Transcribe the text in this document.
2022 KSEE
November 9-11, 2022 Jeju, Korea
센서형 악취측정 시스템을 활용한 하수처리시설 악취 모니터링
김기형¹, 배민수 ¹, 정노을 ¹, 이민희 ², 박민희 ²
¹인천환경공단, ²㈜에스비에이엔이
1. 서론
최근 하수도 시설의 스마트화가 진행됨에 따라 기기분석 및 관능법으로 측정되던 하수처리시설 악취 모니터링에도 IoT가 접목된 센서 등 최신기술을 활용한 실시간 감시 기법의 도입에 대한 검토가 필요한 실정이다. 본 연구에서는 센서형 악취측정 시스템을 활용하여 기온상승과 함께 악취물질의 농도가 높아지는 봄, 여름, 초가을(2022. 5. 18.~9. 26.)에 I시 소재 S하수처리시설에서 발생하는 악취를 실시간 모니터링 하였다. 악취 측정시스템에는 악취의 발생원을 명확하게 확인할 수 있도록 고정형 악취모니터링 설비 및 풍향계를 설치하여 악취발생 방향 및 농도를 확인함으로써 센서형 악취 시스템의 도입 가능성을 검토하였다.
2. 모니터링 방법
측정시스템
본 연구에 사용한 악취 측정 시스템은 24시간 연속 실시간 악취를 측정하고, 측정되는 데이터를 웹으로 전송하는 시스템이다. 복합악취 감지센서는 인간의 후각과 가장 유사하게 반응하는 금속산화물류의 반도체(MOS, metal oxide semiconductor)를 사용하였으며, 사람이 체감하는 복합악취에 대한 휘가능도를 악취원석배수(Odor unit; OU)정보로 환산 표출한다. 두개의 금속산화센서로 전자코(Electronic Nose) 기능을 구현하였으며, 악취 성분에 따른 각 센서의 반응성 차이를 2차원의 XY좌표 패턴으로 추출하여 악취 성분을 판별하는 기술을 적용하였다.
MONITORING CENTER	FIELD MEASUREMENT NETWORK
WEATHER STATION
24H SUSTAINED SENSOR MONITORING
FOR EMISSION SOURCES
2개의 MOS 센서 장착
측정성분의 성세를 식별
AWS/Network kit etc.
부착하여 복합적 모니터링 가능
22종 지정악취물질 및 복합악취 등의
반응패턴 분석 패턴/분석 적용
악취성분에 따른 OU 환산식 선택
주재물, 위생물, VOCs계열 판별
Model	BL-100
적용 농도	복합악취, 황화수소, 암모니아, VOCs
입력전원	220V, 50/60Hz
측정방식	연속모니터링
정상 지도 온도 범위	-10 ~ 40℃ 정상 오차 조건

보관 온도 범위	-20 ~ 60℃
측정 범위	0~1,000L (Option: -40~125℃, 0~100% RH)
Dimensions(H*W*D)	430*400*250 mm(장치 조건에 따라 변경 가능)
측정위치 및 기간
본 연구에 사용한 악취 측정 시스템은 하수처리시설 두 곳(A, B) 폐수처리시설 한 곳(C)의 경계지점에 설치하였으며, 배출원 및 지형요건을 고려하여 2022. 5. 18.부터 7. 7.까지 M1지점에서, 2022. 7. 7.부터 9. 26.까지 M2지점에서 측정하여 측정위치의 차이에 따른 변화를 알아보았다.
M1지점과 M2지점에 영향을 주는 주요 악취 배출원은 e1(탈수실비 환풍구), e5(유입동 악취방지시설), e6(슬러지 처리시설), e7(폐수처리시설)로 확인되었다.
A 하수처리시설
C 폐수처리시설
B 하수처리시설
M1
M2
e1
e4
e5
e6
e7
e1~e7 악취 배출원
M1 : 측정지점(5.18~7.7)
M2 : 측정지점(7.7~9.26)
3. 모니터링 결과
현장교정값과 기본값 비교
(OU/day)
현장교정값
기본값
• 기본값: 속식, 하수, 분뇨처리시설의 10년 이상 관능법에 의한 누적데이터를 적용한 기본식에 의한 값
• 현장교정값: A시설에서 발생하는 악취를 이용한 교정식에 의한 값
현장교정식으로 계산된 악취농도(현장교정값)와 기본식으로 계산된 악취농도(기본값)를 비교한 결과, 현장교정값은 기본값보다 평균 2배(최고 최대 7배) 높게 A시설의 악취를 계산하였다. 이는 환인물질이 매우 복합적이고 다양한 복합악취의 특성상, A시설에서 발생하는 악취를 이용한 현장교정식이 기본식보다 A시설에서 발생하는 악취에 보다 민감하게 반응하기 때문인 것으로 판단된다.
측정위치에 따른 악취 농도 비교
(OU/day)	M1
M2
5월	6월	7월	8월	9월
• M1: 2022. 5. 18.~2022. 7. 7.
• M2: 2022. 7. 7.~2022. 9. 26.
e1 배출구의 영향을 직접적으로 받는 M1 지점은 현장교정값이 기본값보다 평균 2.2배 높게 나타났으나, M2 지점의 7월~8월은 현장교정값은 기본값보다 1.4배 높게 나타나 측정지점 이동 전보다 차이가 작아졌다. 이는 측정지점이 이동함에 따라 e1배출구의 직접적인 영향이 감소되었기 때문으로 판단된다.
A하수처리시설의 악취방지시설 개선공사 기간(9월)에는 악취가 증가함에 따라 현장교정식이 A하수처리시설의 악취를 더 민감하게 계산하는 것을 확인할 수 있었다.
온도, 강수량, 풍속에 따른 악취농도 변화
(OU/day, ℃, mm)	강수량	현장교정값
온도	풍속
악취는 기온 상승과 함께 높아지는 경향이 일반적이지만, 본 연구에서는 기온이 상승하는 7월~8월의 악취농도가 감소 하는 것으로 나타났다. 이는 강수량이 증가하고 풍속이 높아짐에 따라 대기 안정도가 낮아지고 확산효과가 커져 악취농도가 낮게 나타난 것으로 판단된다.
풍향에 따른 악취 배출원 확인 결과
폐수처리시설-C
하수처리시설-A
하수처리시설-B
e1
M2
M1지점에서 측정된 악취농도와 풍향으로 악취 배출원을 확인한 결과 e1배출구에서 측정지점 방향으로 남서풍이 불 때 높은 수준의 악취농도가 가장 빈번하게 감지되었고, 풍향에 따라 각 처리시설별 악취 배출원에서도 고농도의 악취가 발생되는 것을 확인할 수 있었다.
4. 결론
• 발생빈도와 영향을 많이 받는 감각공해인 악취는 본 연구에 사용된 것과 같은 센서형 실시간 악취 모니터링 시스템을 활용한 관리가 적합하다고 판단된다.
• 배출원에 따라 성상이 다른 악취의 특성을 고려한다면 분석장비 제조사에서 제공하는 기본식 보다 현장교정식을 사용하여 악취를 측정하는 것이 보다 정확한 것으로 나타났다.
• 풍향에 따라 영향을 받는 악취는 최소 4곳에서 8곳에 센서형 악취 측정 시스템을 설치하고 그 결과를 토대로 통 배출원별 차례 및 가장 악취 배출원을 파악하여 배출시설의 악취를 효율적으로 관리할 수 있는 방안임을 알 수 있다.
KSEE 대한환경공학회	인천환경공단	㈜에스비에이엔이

__DIRECTIONS FOR THIS TASK__:
Pull out all lines in the data above that include "KSEE".

__REPLY TO THE TASK__:
2022 KSEE
KSEE 대한환경공학회	인천환경공단	㈜에스비에이엔이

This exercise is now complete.